### EXERCISE OBJECTIVE
Do not carry the pictures over; copy every other part of the entries exactly.

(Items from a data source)
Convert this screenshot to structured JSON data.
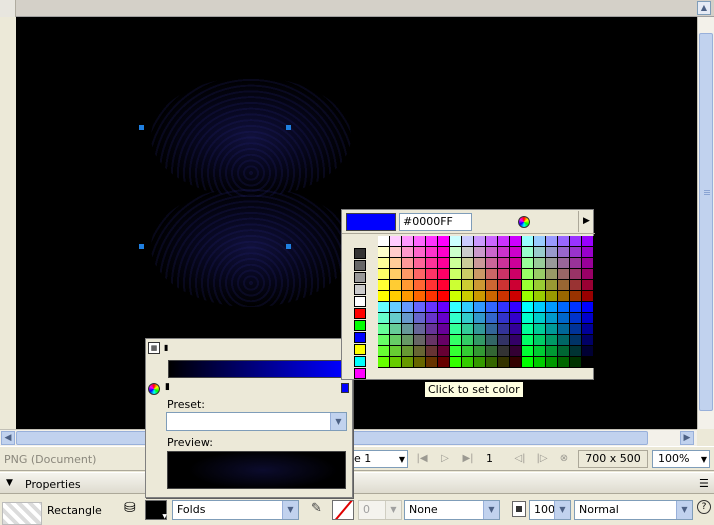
{
  "document": {
    "name": "PNG (Document)"
  },
  "statusbar": {
    "page_combo": "ge 1",
    "page_number": "1",
    "dimensions": "700 x 500",
    "zoom": "100%"
  },
  "properties": {
    "header_label": "Properties",
    "shape_name": "Rectangle",
    "fill_type": "Folds",
    "stroke_width": "0",
    "stroke_style": "None",
    "opacity": "100",
    "blend_mode": "Normal"
  },
  "fill_panel": {
    "preset_label": "Preset:",
    "preset_value": "",
    "preview_label": "Preview:"
  },
  "swatch_popup": {
    "current_color": "#0000FF",
    "hex_value": "#0000FF",
    "side_colors": [
      "#333333",
      "#666666",
      "#999999",
      "#cccccc",
      "#ffffff",
      "#ff0000",
      "#00ff00",
      "#0000ff",
      "#ffff00",
      "#00ffff",
      "#ff00ff"
    ]
  },
  "tooltip": {
    "text": "Click to set color"
  },
  "colors": {
    "accent": "#0000ff",
    "handle": "#1f7fe0"
  }
}
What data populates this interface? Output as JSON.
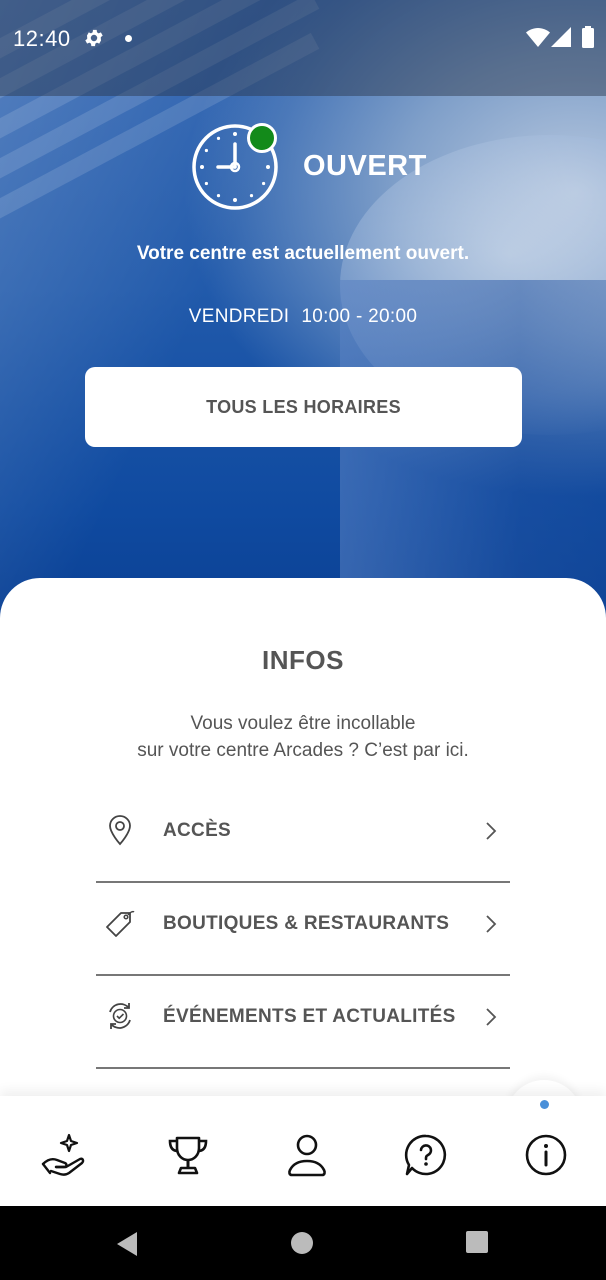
{
  "status_bar": {
    "time": "12:40",
    "icons": [
      "gear-icon",
      "notification-dot",
      "wifi-icon",
      "signal-icon",
      "battery-icon"
    ]
  },
  "hero": {
    "status": "OUVERT",
    "status_color": "#138a1a",
    "message": "Votre centre est actuellement ouvert.",
    "day": "VENDREDI",
    "hours": "10:00 - 20:00",
    "button_label": "TOUS LES HORAIRES"
  },
  "infos": {
    "title": "INFOS",
    "subtitle_line1": "Vous voulez être incollable",
    "subtitle_line2": "sur votre centre Arcades ? C’est par ici.",
    "items": [
      {
        "label": "ACCÈS",
        "icon": "location-pin-icon"
      },
      {
        "label": "BOUTIQUES & RESTAURANTS",
        "icon": "tag-icon"
      },
      {
        "label": "ÉVÉNEMENTS ET ACTUALITÉS",
        "icon": "refresh-check-icon"
      }
    ]
  },
  "bottom_nav": {
    "items": [
      {
        "icon": "hand-sparkle-icon",
        "active": false
      },
      {
        "icon": "trophy-icon",
        "active": false
      },
      {
        "icon": "user-icon",
        "active": false
      },
      {
        "icon": "help-bubble-icon",
        "active": false
      },
      {
        "icon": "info-icon",
        "active": true
      }
    ],
    "active_color": "#4a90d9"
  },
  "android_nav": {
    "buttons": [
      "back-button",
      "home-button",
      "recents-button"
    ]
  }
}
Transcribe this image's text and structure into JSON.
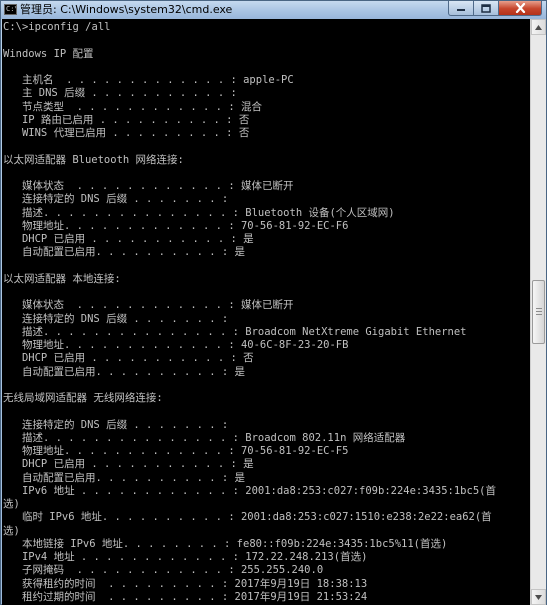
{
  "window": {
    "title": "管理员: C:\\Windows\\system32\\cmd.exe",
    "icon_text": "C:\\",
    "icon": "console-app-icon",
    "controls": [
      "minimize-icon",
      "maximize-icon",
      "close-icon"
    ]
  },
  "console": {
    "lines": [
      "C:\\>ipconfig /all",
      "",
      "Windows IP 配置",
      "",
      "   主机名  . . . . . . . . . . . . . : apple-PC",
      "   主 DNS 后缀 . . . . . . . . . . . :",
      "   节点类型  . . . . . . . . . . . . : 混合",
      "   IP 路由已启用 . . . . . . . . . . : 否",
      "   WINS 代理已启用 . . . . . . . . . : 否",
      "",
      "以太网适配器 Bluetooth 网络连接:",
      "",
      "   媒体状态  . . . . . . . . . . . . : 媒体已断开",
      "   连接特定的 DNS 后缀 . . . . . . . :",
      "   描述. . . . . . . . . . . . . . . : Bluetooth 设备(个人区域网)",
      "   物理地址. . . . . . . . . . . . . : 70-56-81-92-EC-F6",
      "   DHCP 已启用 . . . . . . . . . . . : 是",
      "   自动配置已启用. . . . . . . . . . : 是",
      "",
      "以太网适配器 本地连接:",
      "",
      "   媒体状态  . . . . . . . . . . . . : 媒体已断开",
      "   连接特定的 DNS 后缀 . . . . . . . :",
      "   描述. . . . . . . . . . . . . . . : Broadcom NetXtreme Gigabit Ethernet",
      "   物理地址. . . . . . . . . . . . . : 40-6C-8F-23-20-FB",
      "   DHCP 已启用 . . . . . . . . . . . : 否",
      "   自动配置已启用. . . . . . . . . . : 是",
      "",
      "无线局域网适配器 无线网络连接:",
      "",
      "   连接特定的 DNS 后缀 . . . . . . . :",
      "   描述. . . . . . . . . . . . . . . : Broadcom 802.11n 网络适配器",
      "   物理地址. . . . . . . . . . . . . : 70-56-81-92-EC-F5",
      "   DHCP 已启用 . . . . . . . . . . . : 是",
      "   自动配置已启用. . . . . . . . . . : 是",
      "   IPv6 地址 . . . . . . . . . . . . : 2001:da8:253:c027:f09b:224e:3435:1bc5(首",
      "选)",
      "   临时 IPv6 地址. . . . . . . . . . : 2001:da8:253:c027:1510:e238:2e22:ea62(首",
      "选)",
      "   本地链接 IPv6 地址. . . . . . . . : fe80::f09b:224e:3435:1bc5%11(首选)",
      "   IPv4 地址 . . . . . . . . . . . . : 172.22.248.213(首选)",
      "   子网掩码  . . . . . . . . . . . . : 255.255.240.0",
      "   获得租约的时间  . . . . . . . . . : 2017年9月19日 18:38:13",
      "   租约过期的时间  . . . . . . . . . : 2017年9月19日 21:53:24"
    ]
  },
  "scrollbar": {
    "position_fraction": 0.5
  },
  "colors": {
    "console_bg": "#000000",
    "console_text": "#c0c0c0",
    "titlebar": "#a9c4e3",
    "close_button": "#c6452c"
  }
}
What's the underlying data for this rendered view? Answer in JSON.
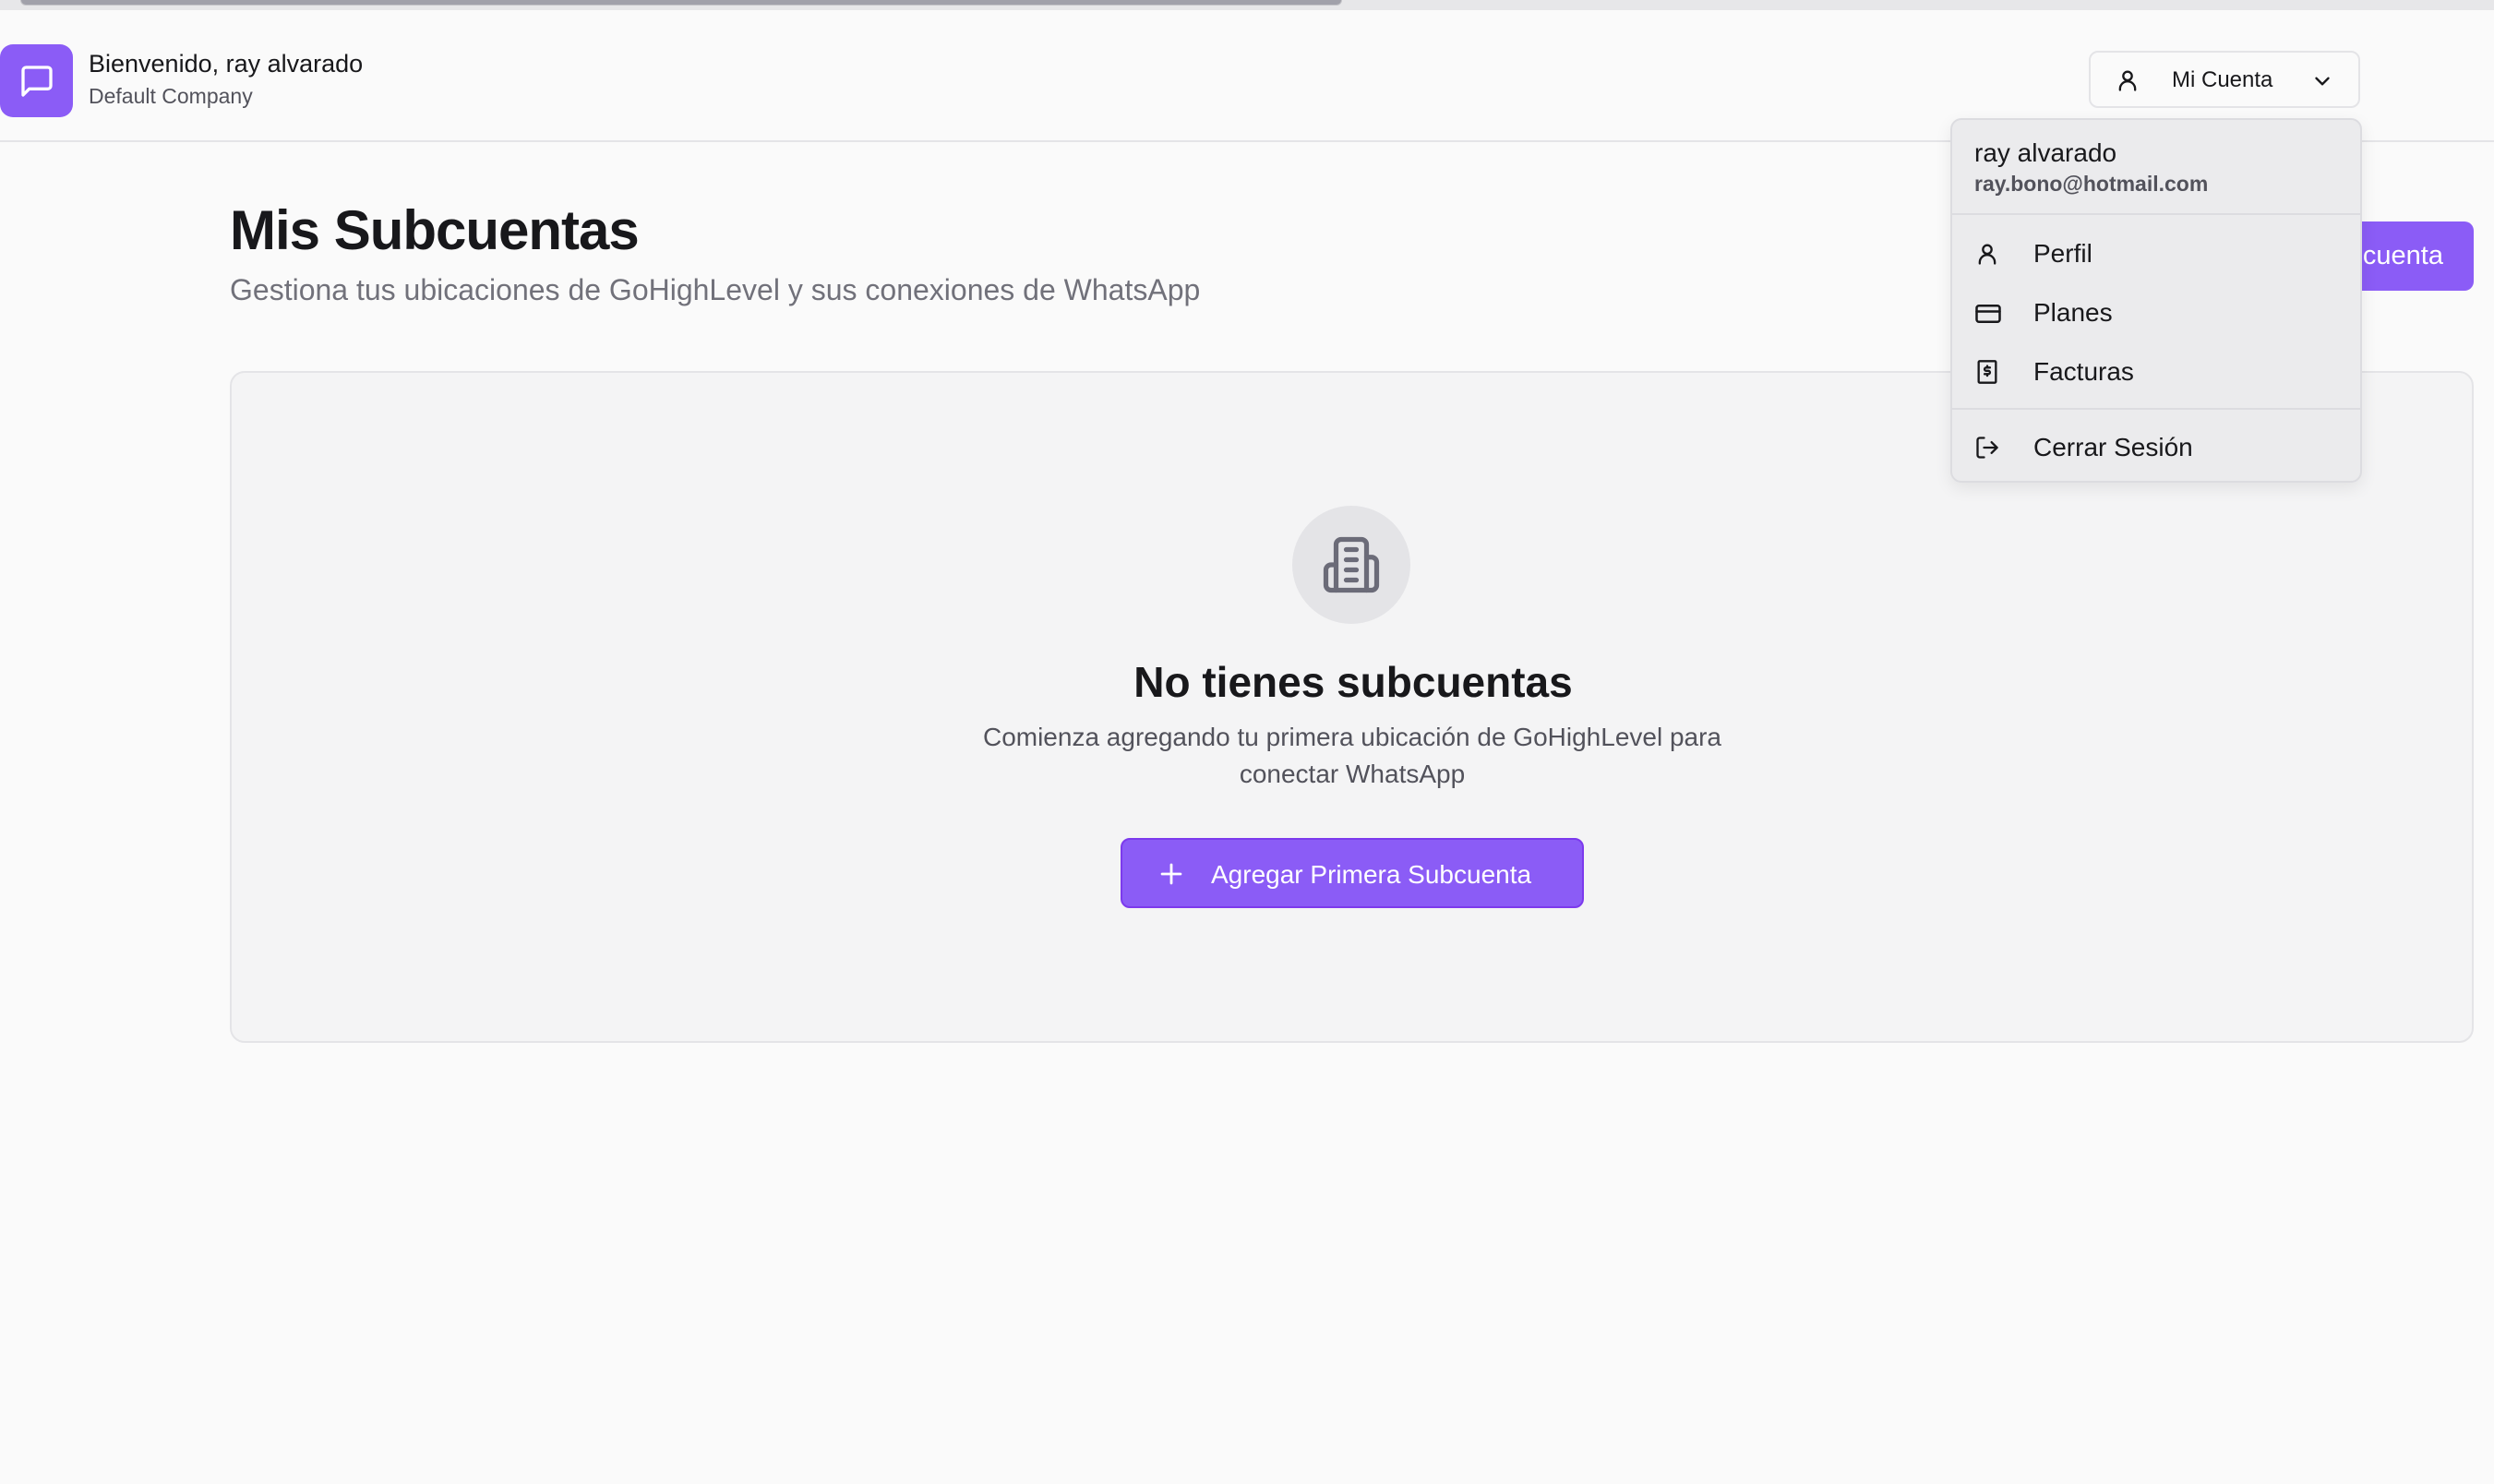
{
  "header": {
    "welcome": "Bienvenido, ray alvarado",
    "company": "Default Company",
    "account_button": "Mi Cuenta"
  },
  "page": {
    "title": "Mis Subcuentas",
    "subtitle": "Gestiona tus ubicaciones de GoHighLevel y sus conexiones de WhatsApp",
    "primary_button_visible": "cuenta"
  },
  "empty_state": {
    "title": "No tienes subcuentas",
    "description": "Comienza agregando tu primera ubicación de GoHighLevel para conectar WhatsApp",
    "button": "Agregar Primera Subcuenta"
  },
  "dropdown": {
    "name": "ray alvarado",
    "email": "ray.bono@hotmail.com",
    "items": [
      {
        "label": "Perfil",
        "icon": "user-icon"
      },
      {
        "label": "Planes",
        "icon": "credit-card-icon"
      },
      {
        "label": "Facturas",
        "icon": "receipt-icon"
      }
    ],
    "logout": {
      "label": "Cerrar Sesión",
      "icon": "logout-icon"
    }
  },
  "colors": {
    "accent": "#8b5cf6",
    "background": "#fafafa",
    "card": "#f4f4f5",
    "muted_text": "#71717a"
  }
}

### TASK SOLUTION
Convert this screenshot to structured JSON data.
{
  "document": {
    "name": "PNG (Document)"
  },
  "statusbar": {
    "page_combo": "ge 1",
    "page_number": "1",
    "dimensions": "700 x 500",
    "zoom": "100%"
  },
  "properties": {
    "header_label": "Properties",
    "shape_name": "Rectangle",
    "fill_type": "Folds",
    "stroke_width": "0",
    "stroke_style": "None",
    "opacity": "100",
    "blend_mode": "Normal"
  },
  "fill_panel": {
    "preset_label": "Preset:",
    "preset_value": "",
    "preview_label": "Preview:"
  },
  "swatch_popup": {
    "current_color": "#0000FF",
    "hex_value": "#0000FF",
    "side_colors": [
      "#333333",
      "#666666",
      "#999999",
      "#cccccc",
      "#ffffff",
      "#ff0000",
      "#00ff00",
      "#0000ff",
      "#ffff00",
      "#00ffff",
      "#ff00ff"
    ]
  },
  "tooltip": {
    "text": "Click to set color"
  },
  "colors": {
    "accent": "#0000ff",
    "handle": "#1f7fe0"
  }
}
What data populates this interface? Output as JSON.
{
  "status_bar": {
    "time": "12:40",
    "icons": [
      "gear-icon",
      "notification-dot",
      "wifi-icon",
      "signal-icon",
      "battery-icon"
    ]
  },
  "hero": {
    "status": "OUVERT",
    "status_color": "#138a1a",
    "message": "Votre centre est actuellement ouvert.",
    "day": "VENDREDI",
    "hours": "10:00 - 20:00",
    "button_label": "TOUS LES HORAIRES"
  },
  "infos": {
    "title": "INFOS",
    "subtitle_line1": "Vous voulez être incollable",
    "subtitle_line2": "sur votre centre Arcades ? C’est par ici.",
    "items": [
      {
        "label": "ACCÈS",
        "icon": "location-pin-icon"
      },
      {
        "label": "BOUTIQUES & RESTAURANTS",
        "icon": "tag-icon"
      },
      {
        "label": "ÉVÉNEMENTS ET ACTUALITÉS",
        "icon": "refresh-check-icon"
      }
    ]
  },
  "bottom_nav": {
    "items": [
      {
        "icon": "hand-sparkle-icon",
        "active": false
      },
      {
        "icon": "trophy-icon",
        "active": false
      },
      {
        "icon": "user-icon",
        "active": false
      },
      {
        "icon": "help-bubble-icon",
        "active": false
      },
      {
        "icon": "info-icon",
        "active": true
      }
    ],
    "active_color": "#4a90d9"
  },
  "android_nav": {
    "buttons": [
      "back-button",
      "home-button",
      "recents-button"
    ]
  }
}
Transcribe this image's text and structure into JSON.
{
  "window": {
    "title": "管理员: C:\\Windows\\system32\\cmd.exe",
    "icon_text": "C:\\",
    "icon": "console-app-icon",
    "controls": [
      "minimize-icon",
      "maximize-icon",
      "close-icon"
    ]
  },
  "console": {
    "lines": [
      "C:\\>ipconfig /all",
      "",
      "Windows IP 配置",
      "",
      "   主机名  . . . . . . . . . . . . . : apple-PC",
      "   主 DNS 后缀 . . . . . . . . . . . :",
      "   节点类型  . . . . . . . . . . . . : 混合",
      "   IP 路由已启用 . . . . . . . . . . : 否",
      "   WINS 代理已启用 . . . . . . . . . : 否",
      "",
      "以太网适配器 Bluetooth 网络连接:",
      "",
      "   媒体状态  . . . . . . . . . . . . : 媒体已断开",
      "   连接特定的 DNS 后缀 . . . . . . . :",
      "   描述. . . . . . . . . . . . . . . : Bluetooth 设备(个人区域网)",
      "   物理地址. . . . . . . . . . . . . : 70-56-81-92-EC-F6",
      "   DHCP 已启用 . . . . . . . . . . . : 是",
      "   自动配置已启用. . . . . . . . . . : 是",
      "",
      "以太网适配器 本地连接:",
      "",
      "   媒体状态  . . . . . . . . . . . . : 媒体已断开",
      "   连接特定的 DNS 后缀 . . . . . . . :",
      "   描述. . . . . . . . . . . . . . . : Broadcom NetXtreme Gigabit Ethernet",
      "   物理地址. . . . . . . . . . . . . : 40-6C-8F-23-20-FB",
      "   DHCP 已启用 . . . . . . . . . . . : 否",
      "   自动配置已启用. . . . . . . . . . : 是",
      "",
      "无线局域网适配器 无线网络连接:",
      "",
      "   连接特定的 DNS 后缀 . . . . . . . :",
      "   描述. . . . . . . . . . . . . . . : Broadcom 802.11n 网络适配器",
      "   物理地址. . . . . . . . . . . . . : 70-56-81-92-EC-F5",
      "   DHCP 已启用 . . . . . . . . . . . : 是",
      "   自动配置已启用. . . . . . . . . . : 是",
      "   IPv6 地址 . . . . . . . . . . . . : 2001:da8:253:c027:f09b:224e:3435:1bc5(首",
      "选)",
      "   临时 IPv6 地址. . . . . . . . . . : 2001:da8:253:c027:1510:e238:2e22:ea62(首",
      "选)",
      "   本地链接 IPv6 地址. . . . . . . . : fe80::f09b:224e:3435:1bc5%11(首选)",
      "   IPv4 地址 . . . . . . . . . . . . : 172.22.248.213(首选)",
      "   子网掩码  . . . . . . . . . . . . : 255.255.240.0",
      "   获得租约的时间  . . . . . . . . . : 2017年9月19日 18:38:13",
      "   租约过期的时间  . . . . . . . . . : 2017年9月19日 21:53:24"
    ]
  },
  "scrollbar": {
    "position_fraction": 0.5
  },
  "colors": {
    "console_bg": "#000000",
    "console_text": "#c0c0c0",
    "titlebar": "#a9c4e3",
    "close_button": "#c6452c"
  }
}
What's the underlying data for this rendered view? Answer in JSON.
{
  "header": {
    "welcome": "Bienvenido, ray alvarado",
    "company": "Default Company",
    "account_button": "Mi Cuenta"
  },
  "page": {
    "title": "Mis Subcuentas",
    "subtitle": "Gestiona tus ubicaciones de GoHighLevel y sus conexiones de WhatsApp",
    "primary_button_visible": "cuenta"
  },
  "empty_state": {
    "title": "No tienes subcuentas",
    "description": "Comienza agregando tu primera ubicación de GoHighLevel para conectar WhatsApp",
    "button": "Agregar Primera Subcuenta"
  },
  "dropdown": {
    "name": "ray alvarado",
    "email": "ray.bono@hotmail.com",
    "items": [
      {
        "label": "Perfil",
        "icon": "user-icon"
      },
      {
        "label": "Planes",
        "icon": "credit-card-icon"
      },
      {
        "label": "Facturas",
        "icon": "receipt-icon"
      }
    ],
    "logout": {
      "label": "Cerrar Sesión",
      "icon": "logout-icon"
    }
  },
  "colors": {
    "accent": "#8b5cf6",
    "background": "#fafafa",
    "card": "#f4f4f5",
    "muted_text": "#71717a"
  }
}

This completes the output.